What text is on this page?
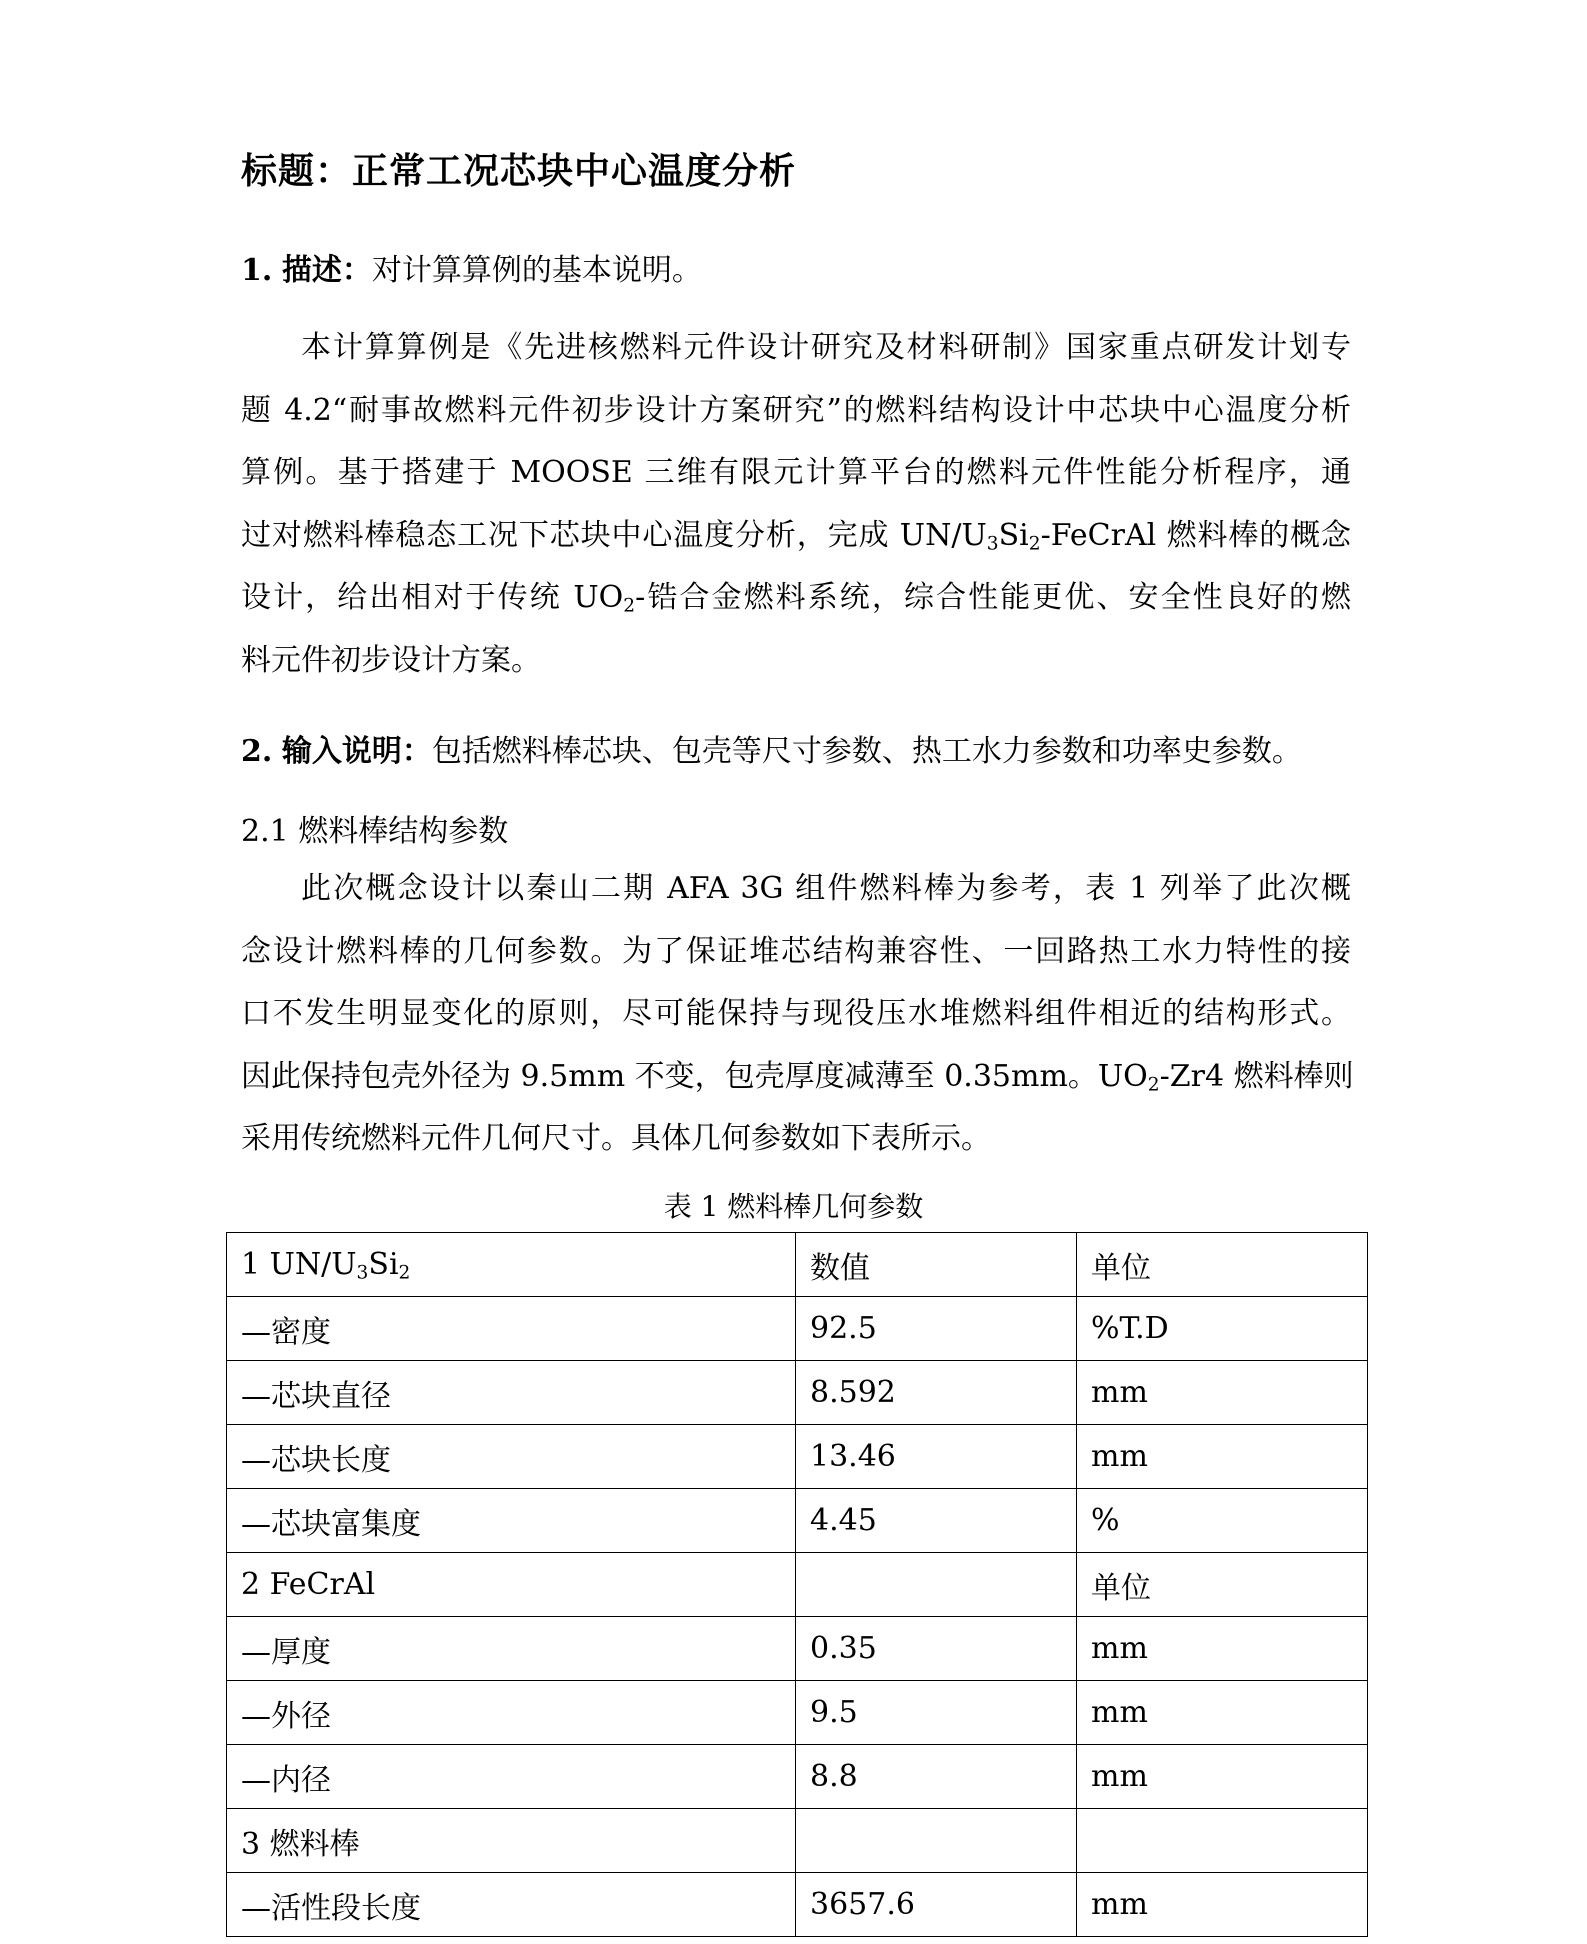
标题：正常工况芯块中心温度分析
1. 描述：对计算算例的基本说明。
本计算算例是《先进核燃料元件设计研究及材料研制》国家重点研发计划专
题 4.2“耐事故燃料元件初步设计方案研究”的燃料结构设计中芯块中心温度分析
算例。基于搭建于 MOOSE 三维有限元计算平台的燃料元件性能分析程序，通
过对燃料棒稳态工况下芯块中心温度分析，完成 $UN/U_3Si_2$-FeCrAl 燃料棒的概念
设计，给出相对于传统 $UO_2-$锆合金燃料系统，综合性能更优、安全性良好的燃
料元件初步设计方案。
2. 输入说明：包括燃料棒芯块、包壳等尺寸参数、热工水力参数和功率史参数。
2.1 燃料棒结构参数
此次概念设计以秦山二期 AFA 3G 组件燃料棒为参考，表 1 列举了此次概
念设计燃料棒的几何参数。为了保证堆芯结构兼容性、一回路热工水力特性的接
口不发生明显变化的原则，尽可能保持与现役压水堆燃料组件相近的结构形式。
因此保持包壳外径为 9.5mm 不变，包壳厚度减薄至 0.35mm。$UO_2-Zr4$ 燃料棒则
采用传统燃料元件几何尺寸。具体几何参数如下表所示。
表 1 燃料棒几何参数
1 $UN/U_3Si_2$	数值	单位
—密度	92.5	%T.D
—芯块直径	8.592	mm
—芯块长度	13.46	mm
—芯块富集度	4.45	%
2 FeCrAl		单位
—厚度	0.35	mm
—外径	9.5	mm
—内径	8.8	mm
3 燃料棒		
—活性段长度	3657.6	mm
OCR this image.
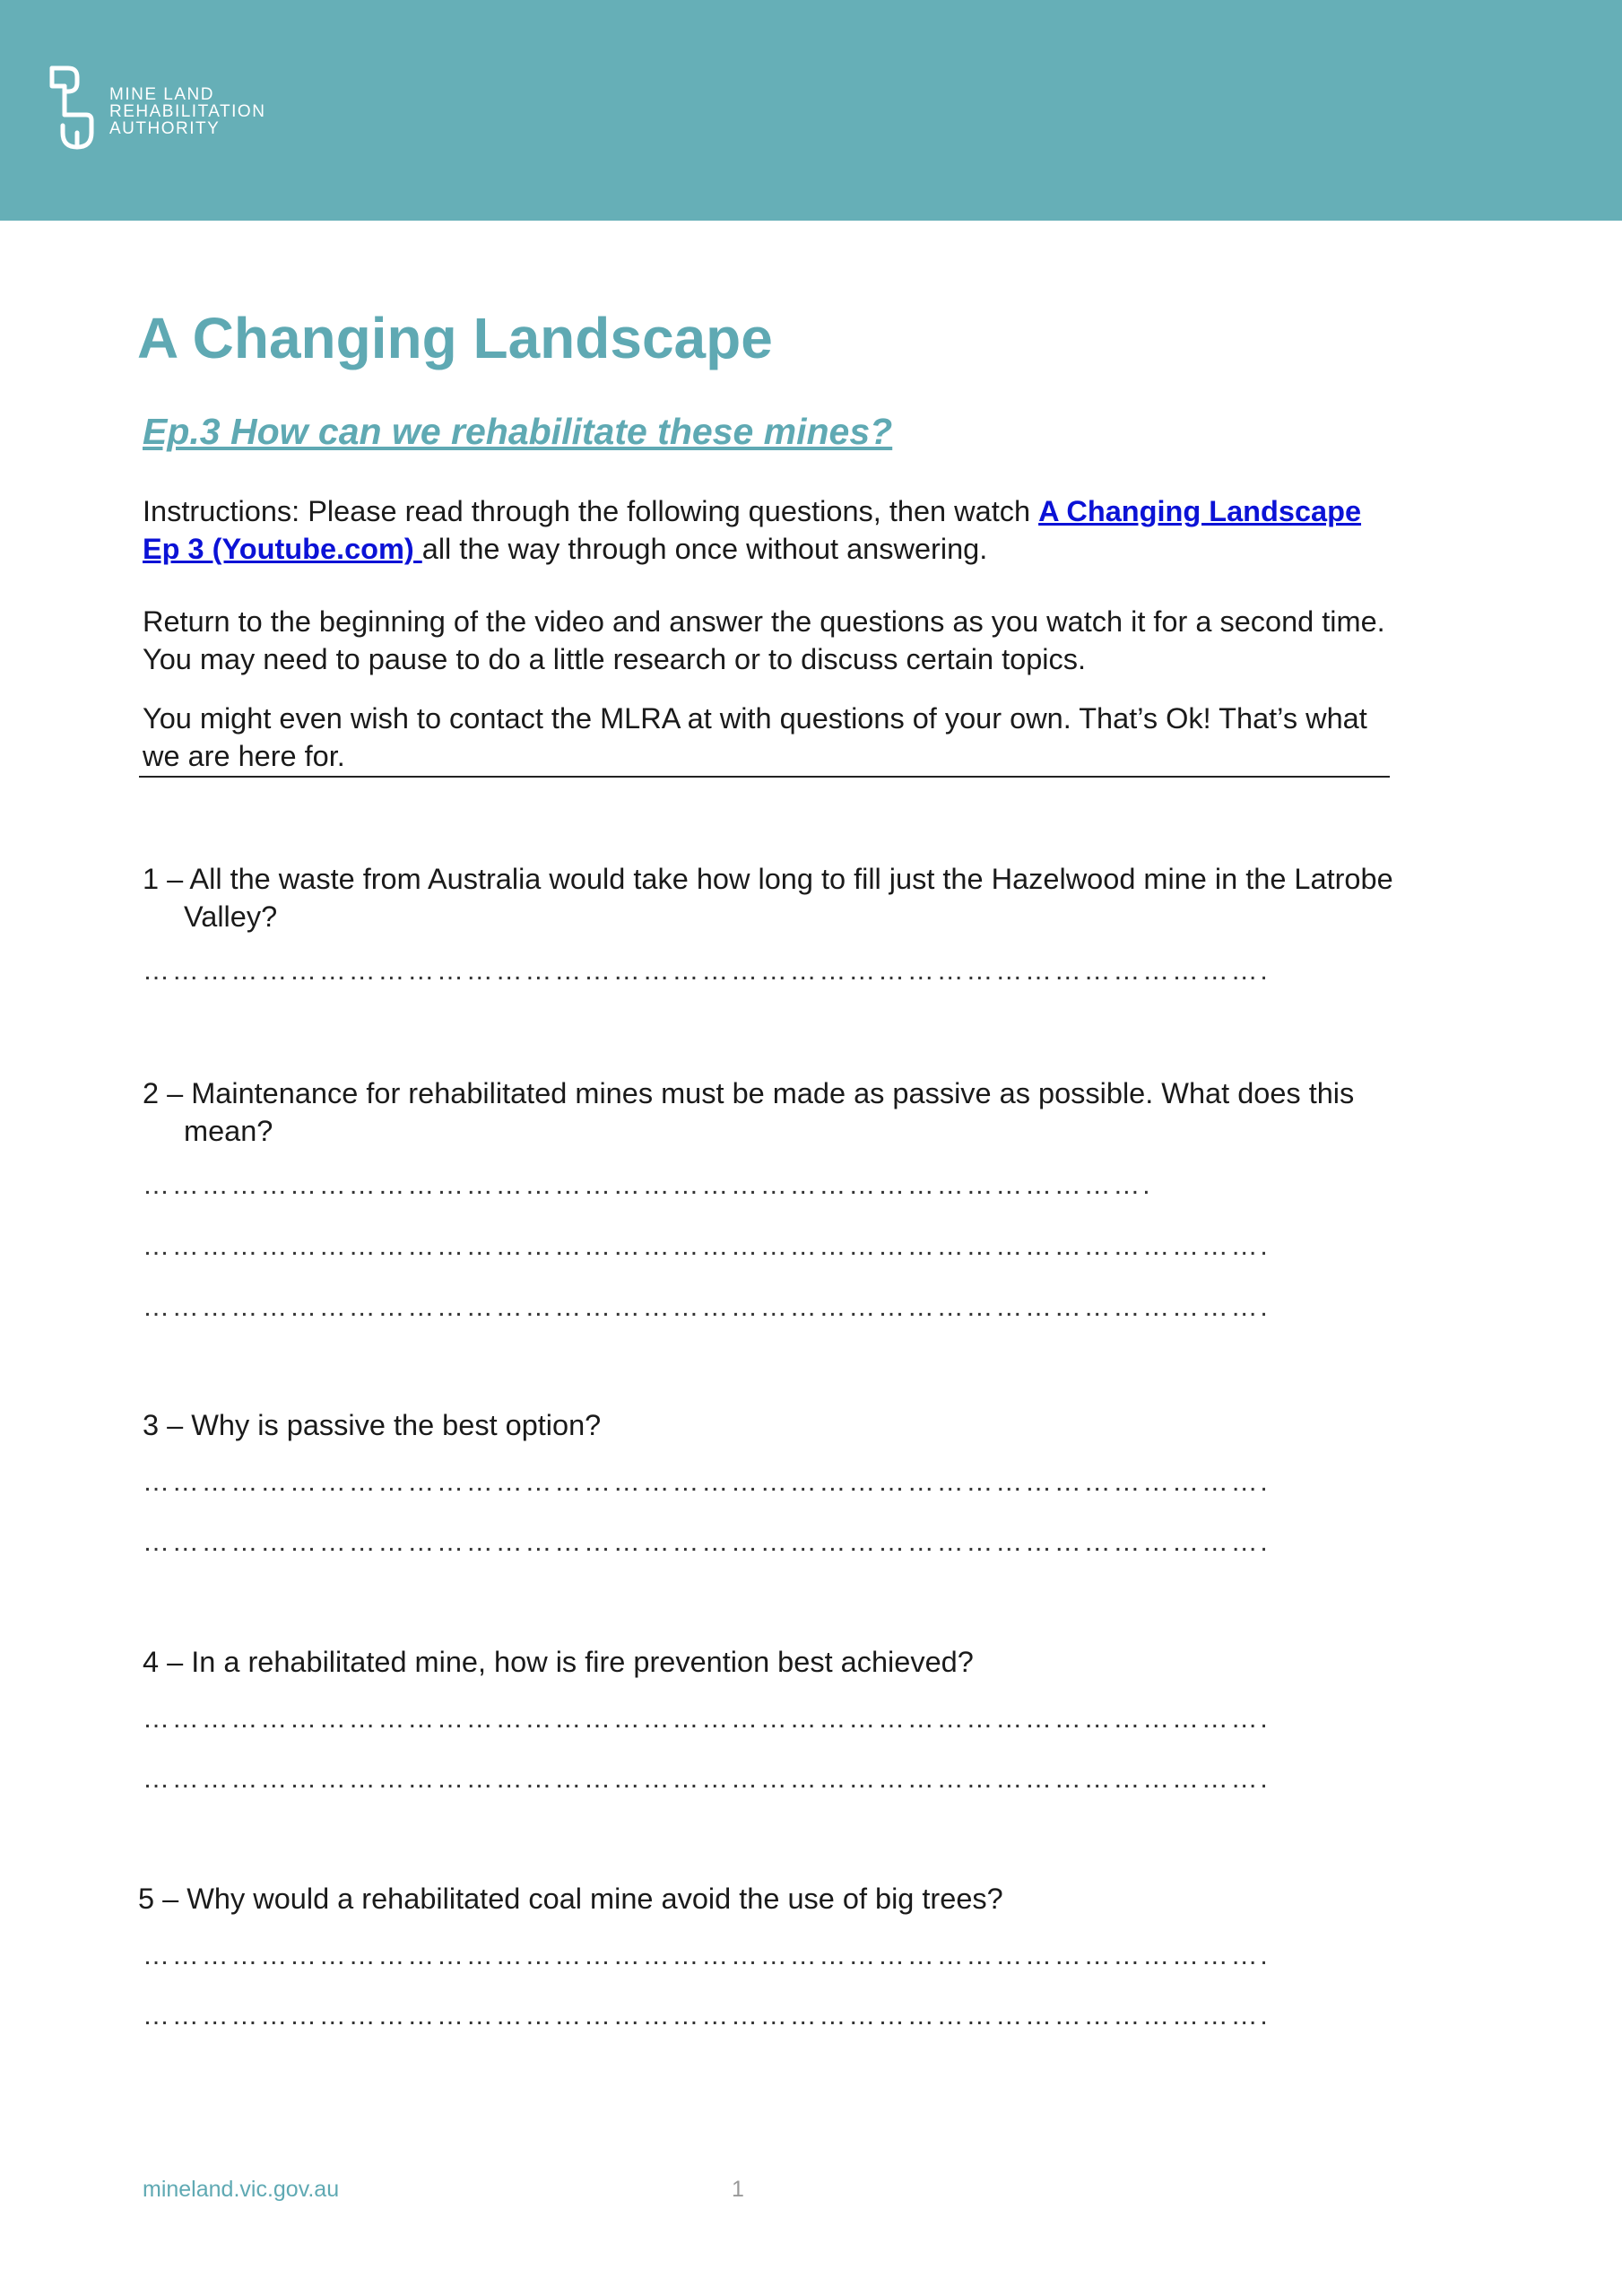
MINE LAND
REHABILITATION
AUTHORITY
A Changing Landscape
Ep.3 How can we rehabilitate these mines?
Instructions: Please read through the following questions, then watch A Changing Landscape Ep 3 (Youtube.com) all the way through once without answering.
Return to the beginning of the video and answer the questions as you watch it for a second time. You may need to pause to do a little research or to discuss certain topics.
You might even wish to contact the MLRA at with questions of your own. That’s Ok! That’s what we are here for.
1 – All the waste from Australia would take how long to fill just the Hazelwood mine in the Latrobe Valley?
…………………………………………………………………………………………………….
2 – Maintenance for rehabilitated mines must be made as passive as possible. What does this mean?
………………………………………………………………………………………….
…………………………………………………………………………………………………….
…………………………………………………………………………………………………….
3 – Why is passive the best option?
…………………………………………………………………………………………………….
…………………………………………………………………………………………………….
4 – In a rehabilitated mine, how is fire prevention best achieved?
…………………………………………………………………………………………………….
…………………………………………………………………………………………………….
5 – Why would a rehabilitated coal mine avoid the use of big trees?
…………………………………………………………………………………………………….
…………………………………………………………………………………………………….
mineland.vic.gov.au	1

+++

Find the word "Changing" in the material, then list each line that holds it.

A Changing Landscape
Instructions: Please read through the following questions, then watch A Changing Landscape Ep 3 (Youtube.com) all the way through once without answering.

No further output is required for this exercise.